• WHAT NEEDS TO BE DONE
Write out the whole listing word for word.
** Begin MATERIALS PROVIDED **
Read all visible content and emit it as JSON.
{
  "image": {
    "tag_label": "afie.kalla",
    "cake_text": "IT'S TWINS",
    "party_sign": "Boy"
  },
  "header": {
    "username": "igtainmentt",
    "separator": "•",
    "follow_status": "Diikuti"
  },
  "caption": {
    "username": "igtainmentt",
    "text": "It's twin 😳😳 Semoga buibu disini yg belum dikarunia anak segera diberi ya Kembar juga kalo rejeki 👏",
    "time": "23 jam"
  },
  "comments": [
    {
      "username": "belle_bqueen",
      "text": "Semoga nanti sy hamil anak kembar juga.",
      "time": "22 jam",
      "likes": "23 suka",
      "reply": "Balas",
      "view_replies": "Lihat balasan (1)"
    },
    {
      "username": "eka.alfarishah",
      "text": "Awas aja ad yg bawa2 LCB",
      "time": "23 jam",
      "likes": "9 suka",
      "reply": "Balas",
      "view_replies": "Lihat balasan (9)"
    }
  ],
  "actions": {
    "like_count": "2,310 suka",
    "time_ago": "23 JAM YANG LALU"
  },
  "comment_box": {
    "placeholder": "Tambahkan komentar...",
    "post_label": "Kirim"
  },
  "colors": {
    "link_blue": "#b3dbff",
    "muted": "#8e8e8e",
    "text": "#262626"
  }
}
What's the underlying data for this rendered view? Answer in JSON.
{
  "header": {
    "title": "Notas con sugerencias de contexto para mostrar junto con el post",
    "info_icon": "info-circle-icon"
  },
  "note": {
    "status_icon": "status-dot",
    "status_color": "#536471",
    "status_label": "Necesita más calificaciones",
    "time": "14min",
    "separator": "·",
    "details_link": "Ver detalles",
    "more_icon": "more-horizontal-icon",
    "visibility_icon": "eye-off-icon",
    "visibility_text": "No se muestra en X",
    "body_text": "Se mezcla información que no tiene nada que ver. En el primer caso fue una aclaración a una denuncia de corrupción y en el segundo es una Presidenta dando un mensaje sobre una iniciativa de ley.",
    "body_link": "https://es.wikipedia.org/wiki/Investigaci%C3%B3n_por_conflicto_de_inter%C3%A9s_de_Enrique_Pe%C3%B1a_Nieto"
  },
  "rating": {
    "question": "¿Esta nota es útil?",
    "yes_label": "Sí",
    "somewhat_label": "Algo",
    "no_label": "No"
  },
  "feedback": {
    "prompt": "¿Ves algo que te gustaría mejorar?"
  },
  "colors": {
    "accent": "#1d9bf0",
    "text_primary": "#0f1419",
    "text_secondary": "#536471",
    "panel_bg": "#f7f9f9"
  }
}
** End MATERIALS PROVIDED **
• TASK OUTPUT
Read all visible content and emit it as JSON.
{
  "image": {
    "tag_label": "afie.kalla",
    "cake_text": "IT'S TWINS",
    "party_sign": "Boy"
  },
  "header": {
    "username": "igtainmentt",
    "separator": "•",
    "follow_status": "Diikuti"
  },
  "caption": {
    "username": "igtainmentt",
    "text": "It's twin 😳😳 Semoga buibu disini yg belum dikarunia anak segera diberi ya Kembar juga kalo rejeki 👏",
    "time": "23 jam"
  },
  "comments": [
    {
      "username": "belle_bqueen",
      "text": "Semoga nanti sy hamil anak kembar juga.",
      "time": "22 jam",
      "likes": "23 suka",
      "reply": "Balas",
      "view_replies": "Lihat balasan (1)"
    },
    {
      "username": "eka.alfarishah",
      "text": "Awas aja ad yg bawa2 LCB",
      "time": "23 jam",
      "likes": "9 suka",
      "reply": "Balas",
      "view_replies": "Lihat balasan (9)"
    }
  ],
  "actions": {
    "like_count": "2,310 suka",
    "time_ago": "23 JAM YANG LALU"
  },
  "comment_box": {
    "placeholder": "Tambahkan komentar...",
    "post_label": "Kirim"
  },
  "colors": {
    "link_blue": "#b3dbff",
    "muted": "#8e8e8e",
    "text": "#262626"
  }
}
What's the underlying data for this rendered view? Answer in JSON.
{
  "header": {
    "title": "Notas con sugerencias de contexto para mostrar junto con el post",
    "info_icon": "info-circle-icon"
  },
  "note": {
    "status_icon": "status-dot",
    "status_color": "#536471",
    "status_label": "Necesita más calificaciones",
    "time": "14min",
    "separator": "·",
    "details_link": "Ver detalles",
    "more_icon": "more-horizontal-icon",
    "visibility_icon": "eye-off-icon",
    "visibility_text": "No se muestra en X",
    "body_text": "Se mezcla información que no tiene nada que ver. En el primer caso fue una aclaración a una denuncia de corrupción y en el segundo es una Presidenta dando un mensaje sobre una iniciativa de ley.",
    "body_link": "https://es.wikipedia.org/wiki/Investigaci%C3%B3n_por_conflicto_de_inter%C3%A9s_de_Enrique_Pe%C3%B1a_Nieto"
  },
  "rating": {
    "question": "¿Esta nota es útil?",
    "yes_label": "Sí",
    "somewhat_label": "Algo",
    "no_label": "No"
  },
  "feedback": {
    "prompt": "¿Ves algo que te gustaría mejorar?"
  },
  "colors": {
    "accent": "#1d9bf0",
    "text_primary": "#0f1419",
    "text_secondary": "#536471",
    "panel_bg": "#f7f9f9"
  }
}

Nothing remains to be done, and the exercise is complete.